(Data records)
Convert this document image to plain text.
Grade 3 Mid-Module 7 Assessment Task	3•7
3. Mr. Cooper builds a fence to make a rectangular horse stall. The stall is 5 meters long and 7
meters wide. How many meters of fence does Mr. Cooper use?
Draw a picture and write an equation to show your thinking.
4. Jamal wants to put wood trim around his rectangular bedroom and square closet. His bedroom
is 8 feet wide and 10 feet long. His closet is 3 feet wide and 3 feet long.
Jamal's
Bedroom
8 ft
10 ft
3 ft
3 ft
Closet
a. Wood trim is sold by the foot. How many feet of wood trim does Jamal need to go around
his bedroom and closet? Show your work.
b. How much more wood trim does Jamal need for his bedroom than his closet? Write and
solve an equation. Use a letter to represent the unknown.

TASK BRIEF: Transcribe every entry word for word.

OUTPUT OF THE TASK:
Convert this document image to plain text.
Grade 3 Mid-Module 7 Assessment Task	3•7
3. Mr. Cooper builds a fence to make a rectangular horse stall. The stall is 5 meters long and 7
meters wide. How many meters of fence does Mr. Cooper use?
Draw a picture and write an equation to show your thinking.
4. Jamal wants to put wood trim around his rectangular bedroom and square closet. His bedroom
is 8 feet wide and 10 feet long. His closet is 3 feet wide and 3 feet long.
Jamal's
Bedroom
8 ft
10 ft
3 ft
3 ft
Closet
a. Wood trim is sold by the foot. How many feet of wood trim does Jamal need to go around
his bedroom and closet? Show your work.
b. How much more wood trim does Jamal need for his bedroom than his closet? Write and
solve an equation. Use a letter to represent the unknown.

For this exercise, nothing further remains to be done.